[A portion of a data file]
— BEGIN —

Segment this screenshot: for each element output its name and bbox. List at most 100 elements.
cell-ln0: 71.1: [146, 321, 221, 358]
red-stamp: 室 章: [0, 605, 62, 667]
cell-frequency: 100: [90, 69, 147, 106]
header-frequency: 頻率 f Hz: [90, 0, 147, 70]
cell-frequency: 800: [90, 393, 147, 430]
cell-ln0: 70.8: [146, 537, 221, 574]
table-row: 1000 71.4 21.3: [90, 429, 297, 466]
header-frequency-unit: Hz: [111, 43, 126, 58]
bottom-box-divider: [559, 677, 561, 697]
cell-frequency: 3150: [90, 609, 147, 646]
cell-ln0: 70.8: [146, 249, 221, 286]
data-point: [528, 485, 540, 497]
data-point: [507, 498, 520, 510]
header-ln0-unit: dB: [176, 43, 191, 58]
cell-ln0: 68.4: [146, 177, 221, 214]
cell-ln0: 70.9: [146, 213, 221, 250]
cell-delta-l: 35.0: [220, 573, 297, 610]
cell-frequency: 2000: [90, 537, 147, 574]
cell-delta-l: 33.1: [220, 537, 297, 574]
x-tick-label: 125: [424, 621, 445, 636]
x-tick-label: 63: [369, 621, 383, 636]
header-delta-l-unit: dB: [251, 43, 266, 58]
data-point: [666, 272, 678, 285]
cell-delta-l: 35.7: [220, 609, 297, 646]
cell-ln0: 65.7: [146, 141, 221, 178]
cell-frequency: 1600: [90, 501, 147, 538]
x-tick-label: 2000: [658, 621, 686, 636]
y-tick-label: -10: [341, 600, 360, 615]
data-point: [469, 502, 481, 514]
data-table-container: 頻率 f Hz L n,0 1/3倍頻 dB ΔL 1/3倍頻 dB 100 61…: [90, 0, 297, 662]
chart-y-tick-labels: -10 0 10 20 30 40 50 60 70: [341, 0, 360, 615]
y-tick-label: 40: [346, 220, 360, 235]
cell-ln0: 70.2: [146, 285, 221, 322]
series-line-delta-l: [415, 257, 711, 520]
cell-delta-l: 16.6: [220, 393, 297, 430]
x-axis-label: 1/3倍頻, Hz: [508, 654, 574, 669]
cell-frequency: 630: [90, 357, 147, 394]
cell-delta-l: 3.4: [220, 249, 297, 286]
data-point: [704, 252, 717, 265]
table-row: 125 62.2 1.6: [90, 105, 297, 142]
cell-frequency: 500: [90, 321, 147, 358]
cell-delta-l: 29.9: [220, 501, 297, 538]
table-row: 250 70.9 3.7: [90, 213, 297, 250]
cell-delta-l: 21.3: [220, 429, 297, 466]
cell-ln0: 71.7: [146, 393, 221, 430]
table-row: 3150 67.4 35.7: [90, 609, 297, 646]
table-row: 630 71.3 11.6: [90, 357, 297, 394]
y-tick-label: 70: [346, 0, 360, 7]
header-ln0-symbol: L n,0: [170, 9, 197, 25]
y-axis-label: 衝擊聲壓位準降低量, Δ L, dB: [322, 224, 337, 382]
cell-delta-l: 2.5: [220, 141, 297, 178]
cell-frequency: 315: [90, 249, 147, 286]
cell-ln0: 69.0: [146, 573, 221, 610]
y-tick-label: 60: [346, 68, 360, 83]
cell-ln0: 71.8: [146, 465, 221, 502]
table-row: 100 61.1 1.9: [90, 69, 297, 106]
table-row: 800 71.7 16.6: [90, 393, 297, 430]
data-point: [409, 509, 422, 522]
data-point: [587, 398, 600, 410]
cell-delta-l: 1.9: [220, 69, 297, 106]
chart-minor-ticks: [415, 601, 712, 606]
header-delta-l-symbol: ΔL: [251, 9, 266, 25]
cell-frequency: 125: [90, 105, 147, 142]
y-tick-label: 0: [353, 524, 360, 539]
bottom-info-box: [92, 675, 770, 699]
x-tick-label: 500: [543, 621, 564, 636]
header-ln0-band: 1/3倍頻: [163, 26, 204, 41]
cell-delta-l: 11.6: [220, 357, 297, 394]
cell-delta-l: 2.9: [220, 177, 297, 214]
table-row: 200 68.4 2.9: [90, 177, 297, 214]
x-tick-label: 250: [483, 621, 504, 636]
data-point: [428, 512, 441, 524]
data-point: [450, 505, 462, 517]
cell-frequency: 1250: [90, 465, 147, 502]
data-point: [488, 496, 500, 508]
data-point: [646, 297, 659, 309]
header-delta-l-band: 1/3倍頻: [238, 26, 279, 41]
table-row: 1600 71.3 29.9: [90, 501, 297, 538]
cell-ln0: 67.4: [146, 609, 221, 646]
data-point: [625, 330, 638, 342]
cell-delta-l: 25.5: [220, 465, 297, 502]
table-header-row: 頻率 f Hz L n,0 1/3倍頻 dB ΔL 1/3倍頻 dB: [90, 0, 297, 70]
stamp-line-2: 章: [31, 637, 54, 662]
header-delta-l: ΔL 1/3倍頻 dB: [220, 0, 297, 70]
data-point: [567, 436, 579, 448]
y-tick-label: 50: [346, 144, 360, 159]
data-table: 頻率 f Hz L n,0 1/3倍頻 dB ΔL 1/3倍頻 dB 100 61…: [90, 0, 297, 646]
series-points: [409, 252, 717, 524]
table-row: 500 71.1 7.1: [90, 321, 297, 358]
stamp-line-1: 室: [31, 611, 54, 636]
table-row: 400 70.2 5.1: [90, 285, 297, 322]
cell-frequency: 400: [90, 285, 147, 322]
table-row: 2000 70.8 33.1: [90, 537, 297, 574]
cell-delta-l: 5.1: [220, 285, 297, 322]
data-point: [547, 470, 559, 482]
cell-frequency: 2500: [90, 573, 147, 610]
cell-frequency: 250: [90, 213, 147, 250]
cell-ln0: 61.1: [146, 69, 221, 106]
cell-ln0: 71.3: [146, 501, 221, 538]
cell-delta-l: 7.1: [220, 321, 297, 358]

— END —

* _REQUIRED TASK_:
Output the data from its first line through the line containing "cell-ln0: 71.8: [146, 465, 221, 502]", inclusive, as a Markdown table with the columns Row and Line, omitting any blank lines.

* _RESULT OF THIS EXERCISE_:
| Row | Line |
|---|---|
| 1 | Segment this screenshot: for each element output its name and bbox. List at most 100 elements. |
| 2 | cell-ln0: 71.1: [146, 321, 221, 358] |
| 3 | red-stamp: 室 章: [0, 605, 62, 667] |
| 4 | cell-frequency: 100: [90, 69, 147, 106] |
| 5 | header-frequency: 頻率 f Hz: [90, 0, 147, 70] |
| 6 | cell-frequency: 800: [90, 393, 147, 430] |
| 7 | cell-ln0: 70.8: [146, 537, 221, 574] |
| 8 | table-row: 1000 71.4 21.3: [90, 429, 297, 466] |
| 9 | header-frequency-unit: Hz: [111, 43, 126, 58] |
| 10 | bottom-box-divider: [559, 677, 561, 697] |
| 11 | cell-frequency: 3150: [90, 609, 147, 646] |
| 12 | cell-ln0: 70.8: [146, 249, 221, 286] |
| 13 | data-point: [528, 485, 540, 497] |
| 14 | data-point: [507, 498, 520, 510] |
| 15 | header-ln0-unit: dB: [176, 43, 191, 58] |
| 16 | cell-ln0: 68.4: [146, 177, 221, 214] |
| 17 | cell-ln0: 70.9: [146, 213, 221, 250] |
| 18 | cell-delta-l: 35.0: [220, 573, 297, 610] |
| 19 | cell-frequency: 2000: [90, 537, 147, 574] |
| 20 | cell-delta-l: 33.1: [220, 537, 297, 574] |
| 21 | x-tick-label: 125: [424, 621, 445, 636] |
| 22 | x-tick-label: 63: [369, 621, 383, 636] |
| 23 | header-delta-l-unit: dB: [251, 43, 266, 58] |
| 24 | data-point: [666, 272, 678, 285] |
| 25 | cell-delta-l: 35.7: [220, 609, 297, 646] |
| 26 | cell-ln0: 65.7: [146, 141, 221, 178] |
| 27 | cell-frequency: 1600: [90, 501, 147, 538] |
| 28 | x-tick-label: 2000: [658, 621, 686, 636] |
| 29 | y-tick-label: -10: [341, 600, 360, 615] |
| 30 | data-point: [469, 502, 481, 514] |
| 31 | data-table-container: 頻率 f Hz L n,0 1/3倍頻 dB ΔL 1/3倍頻 dB 100 61…: [90, 0, 297, 662] |
| 32 | chart-y-tick-labels: -10 0 10 20 30 40 50 60 70: [341, 0, 360, 615] |
| 33 | y-tick-label: 40: [346, 220, 360, 235] |
| 34 | cell-ln0: 70.2: [146, 285, 221, 322] |
| 35 | series-line-delta-l: [415, 257, 711, 520] |
| 36 | cell-delta-l: 16.6: [220, 393, 297, 430] |
| 37 | x-axis-label: 1/3倍頻, Hz: [508, 654, 574, 669] |
| 38 | cell-frequency: 630: [90, 357, 147, 394] |
| 39 | cell-delta-l: 3.4: [220, 249, 297, 286] |
| 40 | data-point: [704, 252, 717, 265] |
| 41 | table-row: 125 62.2 1.6: [90, 105, 297, 142] |
| 42 | cell-frequency: 500: [90, 321, 147, 358] |
| 43 | cell-delta-l: 29.9: [220, 501, 297, 538] |
| 44 | table-row: 250 70.9 3.7: [90, 213, 297, 250] |
| 45 | cell-delta-l: 21.3: [220, 429, 297, 466] |
| 46 | cell-ln0: 71.7: [146, 393, 221, 430] |
| 47 | table-row: 3150 67.4 35.7: [90, 609, 297, 646] |
| 48 | table-row: 630 71.3 11.6: [90, 357, 297, 394] |
| 49 | y-tick-label: 70: [346, 0, 360, 7] |
| 50 | header-ln0-symbol: L n,0: [170, 9, 197, 25] |
| 51 | y-axis-label: 衝擊聲壓位準降低量, Δ L, dB: [322, 224, 337, 382] |
| 52 | cell-delta-l: 2.5: [220, 141, 297, 178] |
| 53 | cell-frequency: 315: [90, 249, 147, 286] |
| 54 | cell-ln0: 69.0: [146, 573, 221, 610] |
| 55 | y-tick-label: 60: [346, 68, 360, 83] |
| 56 | cell-ln0: 71.8: [146, 465, 221, 502] |